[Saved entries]

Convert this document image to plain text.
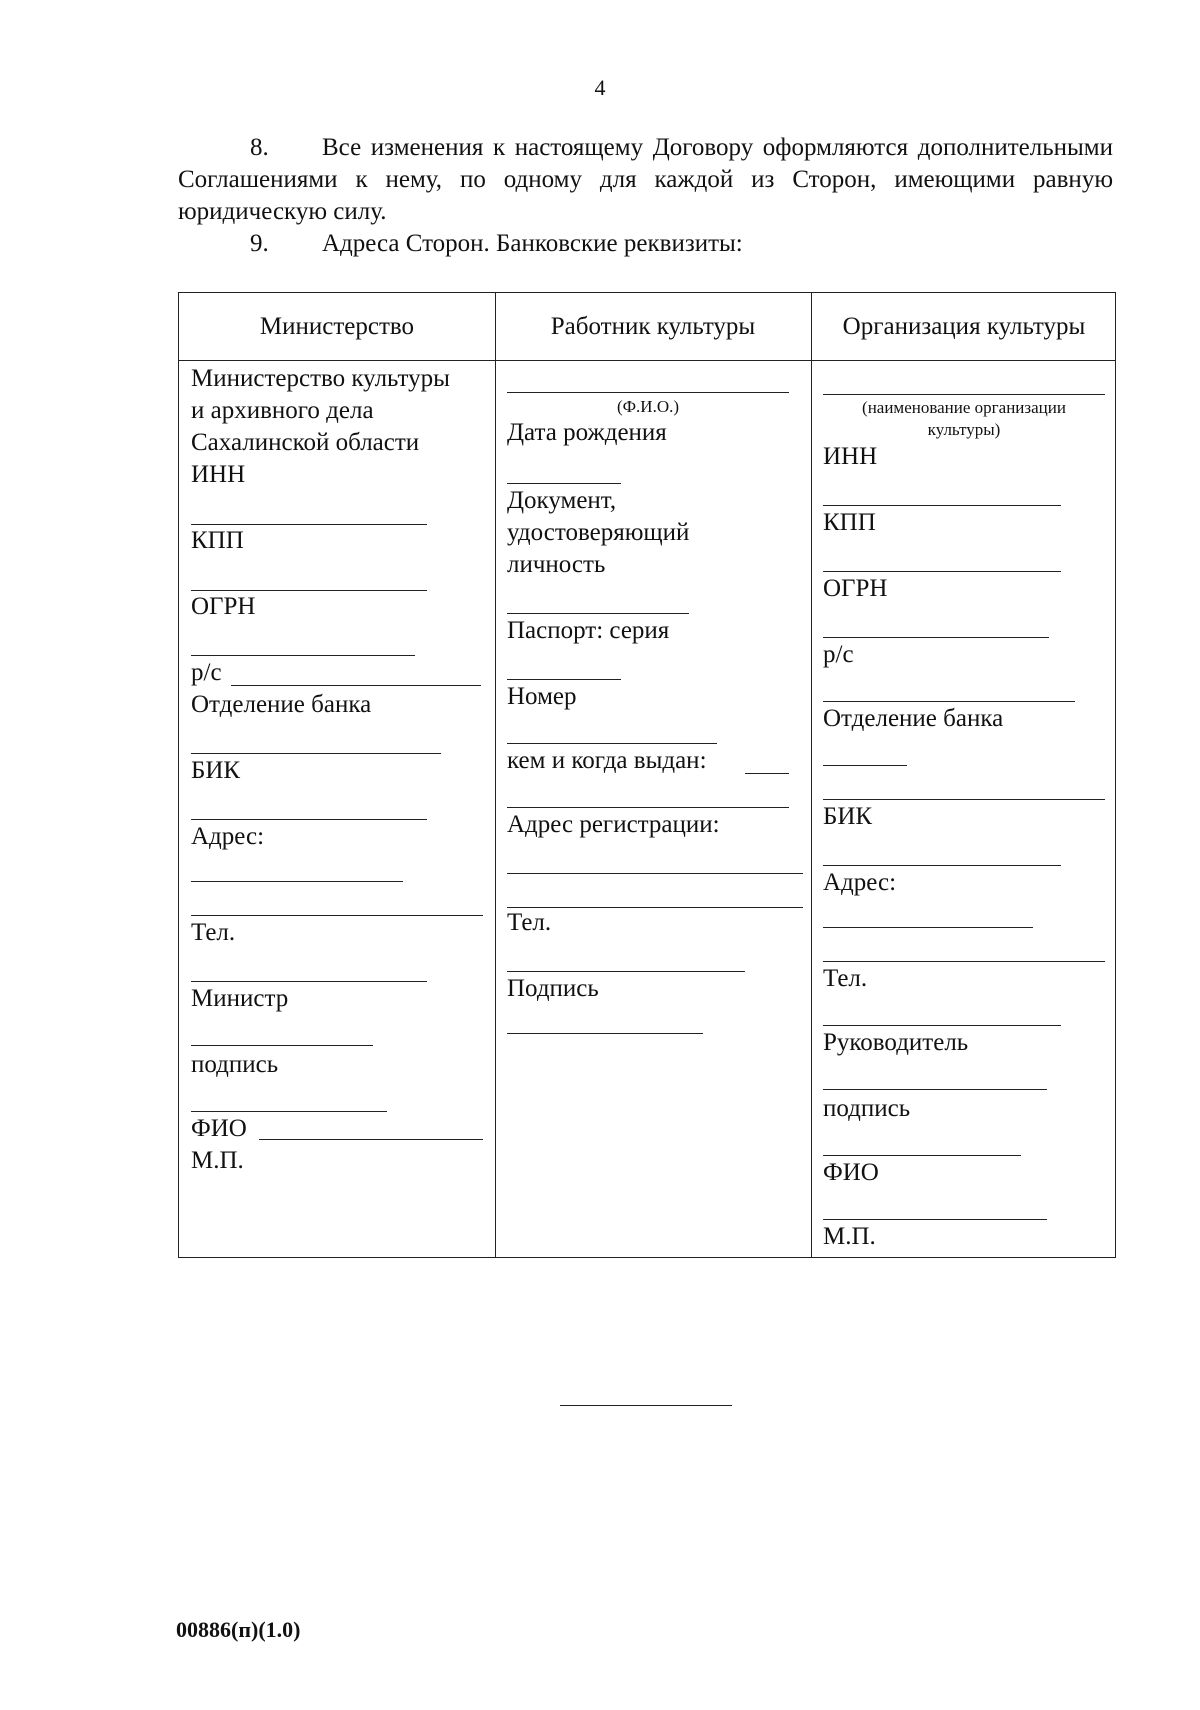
4
8. Все изменения к настоящему Договору оформляются дополнительными Соглашениями к нему, по одному для каждой из Сторон, имеющими равную юридическую силу.
9. Адреса Сторон. Банковские реквизиты:
Министерство	Работник культуры	Организация культуры
Министерство культуры
и архивного дела
Сахалинской области
ИНН
КПП
ОГРН
р/с
Отделение банка
БИК
Адрес:
Тел.
Министр
подпись
ФИО
М.П.
(Ф.И.О.)
Дата рождения
Документ,
удостоверяющий
личность
Паспорт: серия
Номер
кем и когда выдан:
Адрес регистрации:
Тел.
Подпись
(наименование организации
культуры)
ИНН
КПП
ОГРН
р/с
Отделение банка
БИК
Адрес:
Тел.
Руководитель
подпись
ФИО
М.П.
00886(п)(1.0)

# [YOUR OBJECTIVE]
Give the number of lines in the material above that have the word "культуры" in them, and nothing more.

# [EXERCISE OUTPUT]
3